§ EXERCISE AIM
Extract all lines that hold the string "Należy".

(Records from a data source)

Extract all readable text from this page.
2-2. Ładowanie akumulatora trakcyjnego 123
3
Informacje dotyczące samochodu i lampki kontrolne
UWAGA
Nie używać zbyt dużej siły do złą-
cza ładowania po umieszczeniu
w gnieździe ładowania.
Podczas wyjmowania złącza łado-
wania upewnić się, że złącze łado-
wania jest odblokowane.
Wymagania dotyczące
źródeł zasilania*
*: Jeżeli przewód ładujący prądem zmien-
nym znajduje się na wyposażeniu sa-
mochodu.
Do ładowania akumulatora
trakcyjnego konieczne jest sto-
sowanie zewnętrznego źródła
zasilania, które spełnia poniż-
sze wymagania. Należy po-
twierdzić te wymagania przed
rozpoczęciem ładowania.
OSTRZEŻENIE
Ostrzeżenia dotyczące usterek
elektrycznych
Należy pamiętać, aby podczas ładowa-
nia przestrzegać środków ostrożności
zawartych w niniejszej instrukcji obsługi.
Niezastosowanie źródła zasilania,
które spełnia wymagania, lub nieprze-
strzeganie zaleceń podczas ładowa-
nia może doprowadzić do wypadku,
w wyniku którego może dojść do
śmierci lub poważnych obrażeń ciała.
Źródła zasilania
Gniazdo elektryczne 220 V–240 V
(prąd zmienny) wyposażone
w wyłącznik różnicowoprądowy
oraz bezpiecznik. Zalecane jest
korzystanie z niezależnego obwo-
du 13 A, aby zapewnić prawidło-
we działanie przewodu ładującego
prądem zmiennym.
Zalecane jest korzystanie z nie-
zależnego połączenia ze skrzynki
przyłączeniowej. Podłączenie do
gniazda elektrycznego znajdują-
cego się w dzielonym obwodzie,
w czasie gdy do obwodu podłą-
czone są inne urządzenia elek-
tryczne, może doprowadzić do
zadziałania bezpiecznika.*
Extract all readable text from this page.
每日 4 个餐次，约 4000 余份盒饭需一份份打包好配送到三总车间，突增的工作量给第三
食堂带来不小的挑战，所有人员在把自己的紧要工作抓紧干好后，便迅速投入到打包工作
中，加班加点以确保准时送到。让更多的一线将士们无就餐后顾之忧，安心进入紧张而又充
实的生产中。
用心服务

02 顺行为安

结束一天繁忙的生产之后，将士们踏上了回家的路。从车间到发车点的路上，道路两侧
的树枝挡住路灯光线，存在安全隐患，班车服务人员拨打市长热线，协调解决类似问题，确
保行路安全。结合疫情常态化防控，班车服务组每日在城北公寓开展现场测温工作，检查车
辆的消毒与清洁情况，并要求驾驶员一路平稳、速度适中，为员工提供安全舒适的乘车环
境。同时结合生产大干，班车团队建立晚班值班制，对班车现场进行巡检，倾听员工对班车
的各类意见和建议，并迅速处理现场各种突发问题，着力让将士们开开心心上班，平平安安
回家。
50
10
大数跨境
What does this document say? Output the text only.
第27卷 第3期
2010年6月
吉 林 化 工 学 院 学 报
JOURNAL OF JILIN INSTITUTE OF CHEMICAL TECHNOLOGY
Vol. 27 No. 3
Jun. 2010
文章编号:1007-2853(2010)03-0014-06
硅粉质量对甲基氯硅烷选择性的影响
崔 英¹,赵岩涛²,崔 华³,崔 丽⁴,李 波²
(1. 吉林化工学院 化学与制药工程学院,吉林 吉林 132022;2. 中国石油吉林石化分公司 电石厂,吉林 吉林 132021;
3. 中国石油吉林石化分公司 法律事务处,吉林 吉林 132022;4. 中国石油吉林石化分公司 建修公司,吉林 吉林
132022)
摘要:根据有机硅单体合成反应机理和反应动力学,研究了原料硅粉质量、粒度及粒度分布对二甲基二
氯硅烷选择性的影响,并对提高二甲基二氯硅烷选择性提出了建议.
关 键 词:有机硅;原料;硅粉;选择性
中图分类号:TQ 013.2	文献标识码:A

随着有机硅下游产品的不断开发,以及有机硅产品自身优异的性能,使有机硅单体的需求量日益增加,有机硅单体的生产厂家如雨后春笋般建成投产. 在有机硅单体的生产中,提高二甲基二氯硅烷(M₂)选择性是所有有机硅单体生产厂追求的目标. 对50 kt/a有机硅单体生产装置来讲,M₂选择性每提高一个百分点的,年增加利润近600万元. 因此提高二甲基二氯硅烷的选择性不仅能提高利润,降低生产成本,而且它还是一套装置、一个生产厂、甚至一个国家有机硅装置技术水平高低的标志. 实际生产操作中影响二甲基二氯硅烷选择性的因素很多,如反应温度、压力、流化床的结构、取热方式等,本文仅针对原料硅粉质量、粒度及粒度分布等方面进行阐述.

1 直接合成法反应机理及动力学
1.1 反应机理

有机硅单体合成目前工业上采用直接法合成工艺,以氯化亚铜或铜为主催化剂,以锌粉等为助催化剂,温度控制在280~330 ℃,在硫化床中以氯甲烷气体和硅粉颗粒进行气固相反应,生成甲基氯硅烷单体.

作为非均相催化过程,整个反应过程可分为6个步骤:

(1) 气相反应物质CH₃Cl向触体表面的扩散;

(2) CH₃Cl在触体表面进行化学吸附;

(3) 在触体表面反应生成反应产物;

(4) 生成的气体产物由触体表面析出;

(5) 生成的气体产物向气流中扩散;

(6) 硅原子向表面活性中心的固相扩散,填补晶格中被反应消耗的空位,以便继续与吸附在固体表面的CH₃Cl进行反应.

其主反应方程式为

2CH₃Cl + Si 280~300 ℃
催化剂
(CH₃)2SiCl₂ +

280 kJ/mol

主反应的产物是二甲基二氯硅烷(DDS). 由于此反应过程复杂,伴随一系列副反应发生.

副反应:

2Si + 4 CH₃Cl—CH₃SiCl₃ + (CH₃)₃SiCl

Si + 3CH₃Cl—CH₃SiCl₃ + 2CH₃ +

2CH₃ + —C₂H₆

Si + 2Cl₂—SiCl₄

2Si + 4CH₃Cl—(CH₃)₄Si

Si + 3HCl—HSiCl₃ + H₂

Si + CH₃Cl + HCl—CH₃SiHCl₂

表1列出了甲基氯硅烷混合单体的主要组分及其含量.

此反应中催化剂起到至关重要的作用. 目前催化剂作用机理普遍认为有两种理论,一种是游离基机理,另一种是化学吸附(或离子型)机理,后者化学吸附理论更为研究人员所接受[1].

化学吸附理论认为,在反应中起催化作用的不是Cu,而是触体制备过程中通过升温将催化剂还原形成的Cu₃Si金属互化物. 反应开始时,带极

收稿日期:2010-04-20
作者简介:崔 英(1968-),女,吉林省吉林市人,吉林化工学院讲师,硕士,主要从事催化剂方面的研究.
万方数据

§ EXERCISE OUTPUT
sze wymagania. Należy po-
Należy pamiętać, aby podczas ładowa-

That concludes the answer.